Which lines below hold the word "JSON"? Copy all of them.

START SOURCE DATA

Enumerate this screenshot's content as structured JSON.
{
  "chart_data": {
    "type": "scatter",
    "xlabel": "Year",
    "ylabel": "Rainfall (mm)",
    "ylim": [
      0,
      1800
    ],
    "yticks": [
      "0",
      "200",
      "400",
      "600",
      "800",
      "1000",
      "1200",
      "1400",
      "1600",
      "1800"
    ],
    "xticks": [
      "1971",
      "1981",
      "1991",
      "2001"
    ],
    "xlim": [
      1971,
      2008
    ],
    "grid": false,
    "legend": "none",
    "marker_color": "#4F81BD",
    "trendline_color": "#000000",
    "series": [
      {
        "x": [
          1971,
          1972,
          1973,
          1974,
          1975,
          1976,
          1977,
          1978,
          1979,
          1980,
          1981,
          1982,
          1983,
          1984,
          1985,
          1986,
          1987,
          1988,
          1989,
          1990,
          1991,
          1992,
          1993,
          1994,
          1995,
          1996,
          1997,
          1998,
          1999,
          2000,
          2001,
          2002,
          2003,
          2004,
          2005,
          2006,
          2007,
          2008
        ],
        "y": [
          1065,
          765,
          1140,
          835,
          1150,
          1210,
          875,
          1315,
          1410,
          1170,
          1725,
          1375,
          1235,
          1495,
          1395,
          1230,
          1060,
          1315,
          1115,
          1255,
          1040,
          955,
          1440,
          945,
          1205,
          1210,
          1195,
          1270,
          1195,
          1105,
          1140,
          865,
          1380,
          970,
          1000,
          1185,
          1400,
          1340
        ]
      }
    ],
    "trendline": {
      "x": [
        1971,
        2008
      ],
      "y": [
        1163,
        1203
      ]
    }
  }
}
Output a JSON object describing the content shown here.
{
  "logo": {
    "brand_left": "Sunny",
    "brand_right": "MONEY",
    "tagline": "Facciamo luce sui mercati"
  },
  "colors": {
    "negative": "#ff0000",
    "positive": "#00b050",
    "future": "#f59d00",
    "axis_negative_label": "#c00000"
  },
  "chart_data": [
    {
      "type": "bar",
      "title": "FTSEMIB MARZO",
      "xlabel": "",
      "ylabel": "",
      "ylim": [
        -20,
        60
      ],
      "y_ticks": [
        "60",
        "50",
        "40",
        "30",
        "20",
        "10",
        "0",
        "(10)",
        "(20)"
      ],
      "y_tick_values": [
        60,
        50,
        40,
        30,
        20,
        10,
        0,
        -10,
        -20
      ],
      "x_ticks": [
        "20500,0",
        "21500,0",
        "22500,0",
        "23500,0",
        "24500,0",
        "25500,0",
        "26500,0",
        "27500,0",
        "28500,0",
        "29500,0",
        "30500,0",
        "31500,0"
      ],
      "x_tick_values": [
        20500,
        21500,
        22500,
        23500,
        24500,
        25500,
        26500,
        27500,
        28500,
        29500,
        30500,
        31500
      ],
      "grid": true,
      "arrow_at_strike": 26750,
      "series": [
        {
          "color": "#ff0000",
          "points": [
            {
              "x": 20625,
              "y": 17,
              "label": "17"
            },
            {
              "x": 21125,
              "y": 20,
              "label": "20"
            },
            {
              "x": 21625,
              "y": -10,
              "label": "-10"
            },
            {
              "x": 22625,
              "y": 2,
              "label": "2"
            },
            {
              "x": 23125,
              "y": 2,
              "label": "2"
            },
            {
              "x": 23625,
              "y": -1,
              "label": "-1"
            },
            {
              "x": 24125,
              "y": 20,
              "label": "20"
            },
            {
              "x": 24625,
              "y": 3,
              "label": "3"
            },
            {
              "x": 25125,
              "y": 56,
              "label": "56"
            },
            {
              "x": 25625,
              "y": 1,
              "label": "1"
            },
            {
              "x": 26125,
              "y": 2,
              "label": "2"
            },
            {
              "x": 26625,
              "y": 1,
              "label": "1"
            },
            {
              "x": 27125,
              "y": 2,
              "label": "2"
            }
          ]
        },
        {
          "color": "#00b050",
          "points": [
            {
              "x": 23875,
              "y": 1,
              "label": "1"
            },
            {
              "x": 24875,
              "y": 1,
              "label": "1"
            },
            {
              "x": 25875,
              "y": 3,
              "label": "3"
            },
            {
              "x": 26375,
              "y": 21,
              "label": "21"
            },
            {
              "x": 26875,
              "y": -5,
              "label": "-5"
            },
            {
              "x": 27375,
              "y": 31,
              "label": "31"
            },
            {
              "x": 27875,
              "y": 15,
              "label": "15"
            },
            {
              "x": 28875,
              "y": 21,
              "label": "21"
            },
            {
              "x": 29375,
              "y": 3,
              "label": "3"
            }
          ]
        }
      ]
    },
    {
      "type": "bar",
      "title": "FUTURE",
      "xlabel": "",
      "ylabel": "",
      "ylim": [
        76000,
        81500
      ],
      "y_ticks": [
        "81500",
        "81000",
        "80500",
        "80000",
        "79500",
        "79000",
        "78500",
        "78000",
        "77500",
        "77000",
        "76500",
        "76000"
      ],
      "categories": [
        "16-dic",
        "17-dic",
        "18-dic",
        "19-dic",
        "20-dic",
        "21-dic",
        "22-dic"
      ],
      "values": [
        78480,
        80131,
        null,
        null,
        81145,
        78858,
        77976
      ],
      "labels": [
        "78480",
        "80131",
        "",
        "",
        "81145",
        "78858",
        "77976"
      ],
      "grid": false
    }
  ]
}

END SOURCE DATA

* _WRITTEN ANSWER_
Enumerate this screenshot's content as structured JSON.
Output a JSON object describing the content shown here.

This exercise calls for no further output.